>> begin

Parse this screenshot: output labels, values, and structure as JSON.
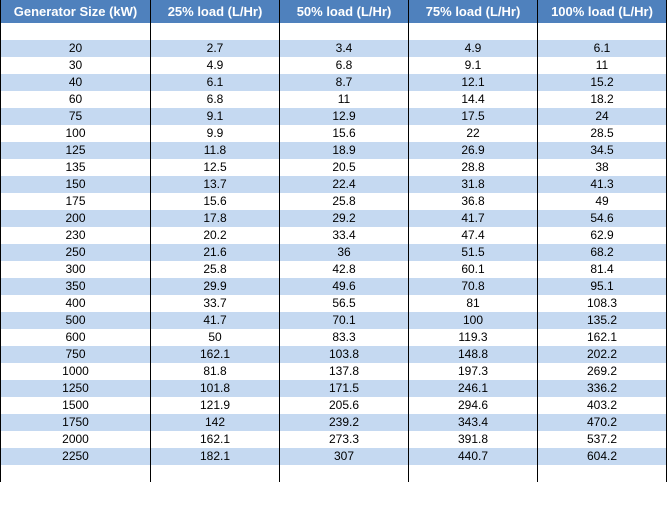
{
  "headers": [
    "Generator Size (kW)",
    "25% load (L/Hr)",
    "50% load (L/Hr)",
    "75% load (L/Hr)",
    "100% load (L/Hr)"
  ],
  "rows": [
    [
      "",
      "",
      "",
      "",
      ""
    ],
    [
      "20",
      "2.7",
      "3.4",
      "4.9",
      "6.1"
    ],
    [
      "30",
      "4.9",
      "6.8",
      "9.1",
      "11"
    ],
    [
      "40",
      "6.1",
      "8.7",
      "12.1",
      "15.2"
    ],
    [
      "60",
      "6.8",
      "11",
      "14.4",
      "18.2"
    ],
    [
      "75",
      "9.1",
      "12.9",
      "17.5",
      "24"
    ],
    [
      "100",
      "9.9",
      "15.6",
      "22",
      "28.5"
    ],
    [
      "125",
      "11.8",
      "18.9",
      "26.9",
      "34.5"
    ],
    [
      "135",
      "12.5",
      "20.5",
      "28.8",
      "38"
    ],
    [
      "150",
      "13.7",
      "22.4",
      "31.8",
      "41.3"
    ],
    [
      "175",
      "15.6",
      "25.8",
      "36.8",
      "49"
    ],
    [
      "200",
      "17.8",
      "29.2",
      "41.7",
      "54.6"
    ],
    [
      "230",
      "20.2",
      "33.4",
      "47.4",
      "62.9"
    ],
    [
      "250",
      "21.6",
      "36",
      "51.5",
      "68.2"
    ],
    [
      "300",
      "25.8",
      "42.8",
      "60.1",
      "81.4"
    ],
    [
      "350",
      "29.9",
      "49.6",
      "70.8",
      "95.1"
    ],
    [
      "400",
      "33.7",
      "56.5",
      "81",
      "108.3"
    ],
    [
      "500",
      "41.7",
      "70.1",
      "100",
      "135.2"
    ],
    [
      "600",
      "50",
      "83.3",
      "119.3",
      "162.1"
    ],
    [
      "750",
      "162.1",
      "103.8",
      "148.8",
      "202.2"
    ],
    [
      "1000",
      "81.8",
      "137.8",
      "197.3",
      "269.2"
    ],
    [
      "1250",
      "101.8",
      "171.5",
      "246.1",
      "336.2"
    ],
    [
      "1500",
      "121.9",
      "205.6",
      "294.6",
      "403.2"
    ],
    [
      "1750",
      "142",
      "239.2",
      "343.4",
      "470.2"
    ],
    [
      "2000",
      "162.1",
      "273.3",
      "391.8",
      "537.2"
    ],
    [
      "2250",
      "182.1",
      "307",
      "440.7",
      "604.2"
    ],
    [
      "",
      "",
      "",
      "",
      ""
    ]
  ],
  "colors": {
    "header_bg": "#4f81bd",
    "header_text": "#ffffff",
    "band_blue": "#c5d9f1",
    "band_white": "#ffffff"
  }
}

>> end

Exercise.
Go through the listing above and locate each line that holds the word "load". Copy those lines.

Problem solution.
    "25% load (L/Hr)",
    "50% load (L/Hr)",
    "75% load (L/Hr)",
    "100% load (L/Hr)"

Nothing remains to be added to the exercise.